• **Given instruction**
Below is the data. Give it again, complete and exact.

• **Given records**
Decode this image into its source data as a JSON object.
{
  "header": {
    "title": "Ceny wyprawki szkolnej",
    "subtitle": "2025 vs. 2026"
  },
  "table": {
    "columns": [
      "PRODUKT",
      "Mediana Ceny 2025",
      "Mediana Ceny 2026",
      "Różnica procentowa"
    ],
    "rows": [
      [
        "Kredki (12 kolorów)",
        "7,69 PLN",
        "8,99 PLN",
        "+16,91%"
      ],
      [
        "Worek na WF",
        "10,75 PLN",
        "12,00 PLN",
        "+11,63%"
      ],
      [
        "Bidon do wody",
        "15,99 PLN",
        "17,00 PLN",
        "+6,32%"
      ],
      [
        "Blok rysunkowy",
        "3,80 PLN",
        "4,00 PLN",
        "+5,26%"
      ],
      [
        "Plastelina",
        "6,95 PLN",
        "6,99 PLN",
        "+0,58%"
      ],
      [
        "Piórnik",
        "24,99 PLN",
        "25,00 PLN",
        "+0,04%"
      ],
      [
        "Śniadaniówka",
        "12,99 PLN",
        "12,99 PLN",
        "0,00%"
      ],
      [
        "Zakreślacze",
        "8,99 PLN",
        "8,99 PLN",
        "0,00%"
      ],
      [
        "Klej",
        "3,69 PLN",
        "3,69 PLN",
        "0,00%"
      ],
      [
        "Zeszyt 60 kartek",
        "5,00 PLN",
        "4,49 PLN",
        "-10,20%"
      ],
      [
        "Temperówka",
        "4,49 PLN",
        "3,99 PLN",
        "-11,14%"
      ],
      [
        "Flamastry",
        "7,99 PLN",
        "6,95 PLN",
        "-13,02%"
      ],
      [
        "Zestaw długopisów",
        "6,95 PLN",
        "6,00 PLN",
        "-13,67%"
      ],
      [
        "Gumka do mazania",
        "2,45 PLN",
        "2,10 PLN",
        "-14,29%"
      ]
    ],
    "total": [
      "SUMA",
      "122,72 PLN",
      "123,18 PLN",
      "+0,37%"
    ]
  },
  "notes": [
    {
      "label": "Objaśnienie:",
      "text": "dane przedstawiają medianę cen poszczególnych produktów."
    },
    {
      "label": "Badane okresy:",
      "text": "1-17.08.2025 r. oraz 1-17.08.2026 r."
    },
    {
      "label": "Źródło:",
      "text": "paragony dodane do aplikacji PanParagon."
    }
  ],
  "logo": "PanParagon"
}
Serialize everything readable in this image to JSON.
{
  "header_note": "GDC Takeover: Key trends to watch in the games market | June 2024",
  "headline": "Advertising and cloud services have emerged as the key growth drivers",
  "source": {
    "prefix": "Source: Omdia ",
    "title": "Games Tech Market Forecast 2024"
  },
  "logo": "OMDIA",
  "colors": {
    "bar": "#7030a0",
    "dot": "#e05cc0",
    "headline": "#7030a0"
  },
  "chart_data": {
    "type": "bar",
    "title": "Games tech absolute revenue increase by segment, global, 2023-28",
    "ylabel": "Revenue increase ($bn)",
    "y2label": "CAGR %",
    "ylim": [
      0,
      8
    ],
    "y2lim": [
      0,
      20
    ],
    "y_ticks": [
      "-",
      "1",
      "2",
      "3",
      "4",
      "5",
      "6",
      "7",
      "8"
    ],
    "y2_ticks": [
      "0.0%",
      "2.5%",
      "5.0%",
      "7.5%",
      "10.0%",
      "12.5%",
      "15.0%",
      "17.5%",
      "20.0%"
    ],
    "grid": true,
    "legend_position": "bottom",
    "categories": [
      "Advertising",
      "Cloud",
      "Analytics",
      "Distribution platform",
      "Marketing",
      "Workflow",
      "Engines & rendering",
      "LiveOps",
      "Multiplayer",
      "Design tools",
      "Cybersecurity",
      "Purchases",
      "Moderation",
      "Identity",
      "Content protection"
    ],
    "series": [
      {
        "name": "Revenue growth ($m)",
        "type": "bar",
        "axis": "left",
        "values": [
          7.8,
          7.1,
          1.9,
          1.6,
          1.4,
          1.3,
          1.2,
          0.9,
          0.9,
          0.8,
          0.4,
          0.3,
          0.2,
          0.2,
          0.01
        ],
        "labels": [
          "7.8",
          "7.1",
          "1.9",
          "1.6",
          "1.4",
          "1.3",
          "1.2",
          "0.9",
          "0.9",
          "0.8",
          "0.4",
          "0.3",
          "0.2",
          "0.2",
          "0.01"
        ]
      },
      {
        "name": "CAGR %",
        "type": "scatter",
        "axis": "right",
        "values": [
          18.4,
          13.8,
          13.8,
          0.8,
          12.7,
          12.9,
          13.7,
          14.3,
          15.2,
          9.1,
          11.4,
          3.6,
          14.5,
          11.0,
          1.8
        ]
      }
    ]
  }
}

• **Result of this exercise**
Decode this image into its source data as a JSON object.
{
  "header": {
    "title": "Ceny wyprawki szkolnej",
    "subtitle": "2025 vs. 2026"
  },
  "table": {
    "columns": [
      "PRODUKT",
      "Mediana Ceny 2025",
      "Mediana Ceny 2026",
      "Różnica procentowa"
    ],
    "rows": [
      [
        "Kredki (12 kolorów)",
        "7,69 PLN",
        "8,99 PLN",
        "+16,91%"
      ],
      [
        "Worek na WF",
        "10,75 PLN",
        "12,00 PLN",
        "+11,63%"
      ],
      [
        "Bidon do wody",
        "15,99 PLN",
        "17,00 PLN",
        "+6,32%"
      ],
      [
        "Blok rysunkowy",
        "3,80 PLN",
        "4,00 PLN",
        "+5,26%"
      ],
      [
        "Plastelina",
        "6,95 PLN",
        "6,99 PLN",
        "+0,58%"
      ],
      [
        "Piórnik",
        "24,99 PLN",
        "25,00 PLN",
        "+0,04%"
      ],
      [
        "Śniadaniówka",
        "12,99 PLN",
        "12,99 PLN",
        "0,00%"
      ],
      [
        "Zakreślacze",
        "8,99 PLN",
        "8,99 PLN",
        "0,00%"
      ],
      [
        "Klej",
        "3,69 PLN",
        "3,69 PLN",
        "0,00%"
      ],
      [
        "Zeszyt 60 kartek",
        "5,00 PLN",
        "4,49 PLN",
        "-10,20%"
      ],
      [
        "Temperówka",
        "4,49 PLN",
        "3,99 PLN",
        "-11,14%"
      ],
      [
        "Flamastry",
        "7,99 PLN",
        "6,95 PLN",
        "-13,02%"
      ],
      [
        "Zestaw długopisów",
        "6,95 PLN",
        "6,00 PLN",
        "-13,67%"
      ],
      [
        "Gumka do mazania",
        "2,45 PLN",
        "2,10 PLN",
        "-14,29%"
      ]
    ],
    "total": [
      "SUMA",
      "122,72 PLN",
      "123,18 PLN",
      "+0,37%"
    ]
  },
  "notes": [
    {
      "label": "Objaśnienie:",
      "text": "dane przedstawiają medianę cen poszczególnych produktów."
    },
    {
      "label": "Badane okresy:",
      "text": "1-17.08.2025 r. oraz 1-17.08.2026 r."
    },
    {
      "label": "Źródło:",
      "text": "paragony dodane do aplikacji PanParagon."
    }
  ],
  "logo": "PanParagon"
}
Serialize everything readable in this image to JSON.
{
  "header_note": "GDC Takeover: Key trends to watch in the games market | June 2024",
  "headline": "Advertising and cloud services have emerged as the key growth drivers",
  "source": {
    "prefix": "Source: Omdia ",
    "title": "Games Tech Market Forecast 2024"
  },
  "logo": "OMDIA",
  "colors": {
    "bar": "#7030a0",
    "dot": "#e05cc0",
    "headline": "#7030a0"
  },
  "chart_data": {
    "type": "bar",
    "title": "Games tech absolute revenue increase by segment, global, 2023-28",
    "ylabel": "Revenue increase ($bn)",
    "y2label": "CAGR %",
    "ylim": [
      0,
      8
    ],
    "y2lim": [
      0,
      20
    ],
    "y_ticks": [
      "-",
      "1",
      "2",
      "3",
      "4",
      "5",
      "6",
      "7",
      "8"
    ],
    "y2_ticks": [
      "0.0%",
      "2.5%",
      "5.0%",
      "7.5%",
      "10.0%",
      "12.5%",
      "15.0%",
      "17.5%",
      "20.0%"
    ],
    "grid": true,
    "legend_position": "bottom",
    "categories": [
      "Advertising",
      "Cloud",
      "Analytics",
      "Distribution platform",
      "Marketing",
      "Workflow",
      "Engines & rendering",
      "LiveOps",
      "Multiplayer",
      "Design tools",
      "Cybersecurity",
      "Purchases",
      "Moderation",
      "Identity",
      "Content protection"
    ],
    "series": [
      {
        "name": "Revenue growth ($m)",
        "type": "bar",
        "axis": "left",
        "values": [
          7.8,
          7.1,
          1.9,
          1.6,
          1.4,
          1.3,
          1.2,
          0.9,
          0.9,
          0.8,
          0.4,
          0.3,
          0.2,
          0.2,
          0.01
        ],
        "labels": [
          "7.8",
          "7.1",
          "1.9",
          "1.6",
          "1.4",
          "1.3",
          "1.2",
          "0.9",
          "0.9",
          "0.8",
          "0.4",
          "0.3",
          "0.2",
          "0.2",
          "0.01"
        ]
      },
      {
        "name": "CAGR %",
        "type": "scatter",
        "axis": "right",
        "values": [
          18.4,
          13.8,
          13.8,
          0.8,
          12.7,
          12.9,
          13.7,
          14.3,
          15.2,
          9.1,
          11.4,
          3.6,
          14.5,
          11.0,
          1.8
        ]
      }
    ]
  }
}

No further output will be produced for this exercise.